_Challenge_.
Can all of these lines be returned exactly?

Items from a figure collection:
- - - - - - -

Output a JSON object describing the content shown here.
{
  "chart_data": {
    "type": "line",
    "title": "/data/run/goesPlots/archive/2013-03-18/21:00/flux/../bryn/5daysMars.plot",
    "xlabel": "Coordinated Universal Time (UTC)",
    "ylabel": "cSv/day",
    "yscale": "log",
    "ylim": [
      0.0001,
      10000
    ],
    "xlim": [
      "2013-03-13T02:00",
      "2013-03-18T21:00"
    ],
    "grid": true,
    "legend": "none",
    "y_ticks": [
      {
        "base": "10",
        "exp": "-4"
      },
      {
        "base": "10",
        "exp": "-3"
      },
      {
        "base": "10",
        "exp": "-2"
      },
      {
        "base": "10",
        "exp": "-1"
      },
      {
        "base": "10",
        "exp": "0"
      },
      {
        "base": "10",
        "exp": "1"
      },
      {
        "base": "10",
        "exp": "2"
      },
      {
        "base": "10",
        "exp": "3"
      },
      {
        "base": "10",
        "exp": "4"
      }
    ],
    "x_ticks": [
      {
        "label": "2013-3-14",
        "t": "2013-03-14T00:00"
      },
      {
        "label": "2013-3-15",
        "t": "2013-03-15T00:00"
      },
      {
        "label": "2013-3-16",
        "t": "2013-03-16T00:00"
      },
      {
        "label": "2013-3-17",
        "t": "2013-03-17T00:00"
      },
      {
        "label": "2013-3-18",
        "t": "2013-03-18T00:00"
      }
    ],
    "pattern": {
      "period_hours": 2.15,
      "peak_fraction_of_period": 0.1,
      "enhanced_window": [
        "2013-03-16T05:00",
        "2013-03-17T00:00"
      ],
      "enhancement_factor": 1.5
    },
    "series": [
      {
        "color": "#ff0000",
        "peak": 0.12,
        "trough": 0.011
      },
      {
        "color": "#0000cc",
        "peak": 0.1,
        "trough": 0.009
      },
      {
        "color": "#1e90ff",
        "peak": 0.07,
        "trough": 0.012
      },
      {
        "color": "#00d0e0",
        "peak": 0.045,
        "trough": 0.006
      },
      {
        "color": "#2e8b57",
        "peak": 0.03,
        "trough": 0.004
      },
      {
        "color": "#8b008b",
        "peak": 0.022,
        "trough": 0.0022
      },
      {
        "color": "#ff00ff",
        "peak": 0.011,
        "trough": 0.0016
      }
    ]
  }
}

- - - - - - -

_Task response_.
Output a JSON object describing the content shown here.
{
  "chart_data": {
    "type": "line",
    "title": "/data/run/goesPlots/archive/2013-03-18/21:00/flux/../bryn/5daysMars.plot",
    "xlabel": "Coordinated Universal Time (UTC)",
    "ylabel": "cSv/day",
    "yscale": "log",
    "ylim": [
      0.0001,
      10000
    ],
    "xlim": [
      "2013-03-13T02:00",
      "2013-03-18T21:00"
    ],
    "grid": true,
    "legend": "none",
    "y_ticks": [
      {
        "base": "10",
        "exp": "-4"
      },
      {
        "base": "10",
        "exp": "-3"
      },
      {
        "base": "10",
        "exp": "-2"
      },
      {
        "base": "10",
        "exp": "-1"
      },
      {
        "base": "10",
        "exp": "0"
      },
      {
        "base": "10",
        "exp": "1"
      },
      {
        "base": "10",
        "exp": "2"
      },
      {
        "base": "10",
        "exp": "3"
      },
      {
        "base": "10",
        "exp": "4"
      }
    ],
    "x_ticks": [
      {
        "label": "2013-3-14",
        "t": "2013-03-14T00:00"
      },
      {
        "label": "2013-3-15",
        "t": "2013-03-15T00:00"
      },
      {
        "label": "2013-3-16",
        "t": "2013-03-16T00:00"
      },
      {
        "label": "2013-3-17",
        "t": "2013-03-17T00:00"
      },
      {
        "label": "2013-3-18",
        "t": "2013-03-18T00:00"
      }
    ],
    "pattern": {
      "period_hours": 2.15,
      "peak_fraction_of_period": 0.1,
      "enhanced_window": [
        "2013-03-16T05:00",
        "2013-03-17T00:00"
      ],
      "enhancement_factor": 1.5
    },
    "series": [
      {
        "color": "#ff0000",
        "peak": 0.12,
        "trough": 0.011
      },
      {
        "color": "#0000cc",
        "peak": 0.1,
        "trough": 0.009
      },
      {
        "color": "#1e90ff",
        "peak": 0.07,
        "trough": 0.012
      },
      {
        "color": "#00d0e0",
        "peak": 0.045,
        "trough": 0.006
      },
      {
        "color": "#2e8b57",
        "peak": 0.03,
        "trough": 0.004
      },
      {
        "color": "#8b008b",
        "peak": 0.022,
        "trough": 0.0022
      },
      {
        "color": "#ff00ff",
        "peak": 0.011,
        "trough": 0.0016
      }
    ]
  }
}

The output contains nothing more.